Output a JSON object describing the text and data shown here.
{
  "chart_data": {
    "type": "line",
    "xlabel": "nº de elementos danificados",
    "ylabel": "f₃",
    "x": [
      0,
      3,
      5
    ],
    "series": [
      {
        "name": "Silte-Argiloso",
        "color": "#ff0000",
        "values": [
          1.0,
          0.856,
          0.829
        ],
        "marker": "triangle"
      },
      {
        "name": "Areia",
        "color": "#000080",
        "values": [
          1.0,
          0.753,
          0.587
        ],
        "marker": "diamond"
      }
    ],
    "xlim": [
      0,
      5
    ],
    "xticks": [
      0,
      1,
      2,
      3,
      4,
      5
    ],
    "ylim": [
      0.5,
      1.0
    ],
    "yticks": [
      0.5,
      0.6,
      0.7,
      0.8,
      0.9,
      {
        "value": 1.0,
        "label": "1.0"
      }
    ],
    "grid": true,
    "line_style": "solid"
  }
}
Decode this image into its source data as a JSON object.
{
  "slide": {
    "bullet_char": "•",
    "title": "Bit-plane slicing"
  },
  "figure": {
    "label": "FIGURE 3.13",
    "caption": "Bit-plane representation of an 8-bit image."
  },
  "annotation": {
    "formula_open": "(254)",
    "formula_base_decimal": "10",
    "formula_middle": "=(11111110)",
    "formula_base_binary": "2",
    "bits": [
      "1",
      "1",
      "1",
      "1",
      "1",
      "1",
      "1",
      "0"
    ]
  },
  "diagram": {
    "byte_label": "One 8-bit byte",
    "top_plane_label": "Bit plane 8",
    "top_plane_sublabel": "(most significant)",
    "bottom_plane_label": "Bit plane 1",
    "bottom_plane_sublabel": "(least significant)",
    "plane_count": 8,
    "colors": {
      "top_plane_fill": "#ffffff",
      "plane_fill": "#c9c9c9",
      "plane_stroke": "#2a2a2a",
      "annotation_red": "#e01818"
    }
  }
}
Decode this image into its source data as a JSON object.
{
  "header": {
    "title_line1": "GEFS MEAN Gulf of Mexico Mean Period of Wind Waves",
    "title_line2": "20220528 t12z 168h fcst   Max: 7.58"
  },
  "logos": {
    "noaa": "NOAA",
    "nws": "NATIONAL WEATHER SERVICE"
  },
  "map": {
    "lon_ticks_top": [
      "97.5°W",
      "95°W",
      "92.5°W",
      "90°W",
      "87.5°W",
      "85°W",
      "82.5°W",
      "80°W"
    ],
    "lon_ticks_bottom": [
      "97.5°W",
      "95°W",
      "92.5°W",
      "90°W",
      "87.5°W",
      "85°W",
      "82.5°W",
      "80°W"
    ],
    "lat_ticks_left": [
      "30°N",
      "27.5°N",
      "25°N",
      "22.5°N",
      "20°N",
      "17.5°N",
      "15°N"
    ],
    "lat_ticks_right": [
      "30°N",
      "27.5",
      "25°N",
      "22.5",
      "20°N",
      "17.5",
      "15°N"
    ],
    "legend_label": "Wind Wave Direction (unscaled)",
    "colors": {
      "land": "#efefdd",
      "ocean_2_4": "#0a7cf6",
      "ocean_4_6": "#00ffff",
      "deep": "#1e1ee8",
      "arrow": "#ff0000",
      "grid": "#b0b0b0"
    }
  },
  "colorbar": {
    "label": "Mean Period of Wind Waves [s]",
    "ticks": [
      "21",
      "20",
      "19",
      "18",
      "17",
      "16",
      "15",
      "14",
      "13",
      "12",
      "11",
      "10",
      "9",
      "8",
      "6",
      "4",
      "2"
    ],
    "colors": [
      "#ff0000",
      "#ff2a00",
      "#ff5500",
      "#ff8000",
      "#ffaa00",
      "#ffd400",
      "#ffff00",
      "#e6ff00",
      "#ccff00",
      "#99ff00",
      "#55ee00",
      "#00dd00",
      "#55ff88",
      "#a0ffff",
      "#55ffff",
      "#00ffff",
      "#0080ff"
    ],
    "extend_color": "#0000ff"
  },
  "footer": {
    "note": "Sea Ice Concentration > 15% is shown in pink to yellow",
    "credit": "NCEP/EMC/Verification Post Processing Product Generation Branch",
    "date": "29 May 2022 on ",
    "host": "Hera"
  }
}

_____

Exercise ▸ Check each line of the entries above for the word "Waves". List the ones that have it.

Reply ▸
    "title_line1": "GEFS MEAN Gulf of Mexico Mean Period of Wind Waves",
    "label": "Mean Period of Wind Waves [s]",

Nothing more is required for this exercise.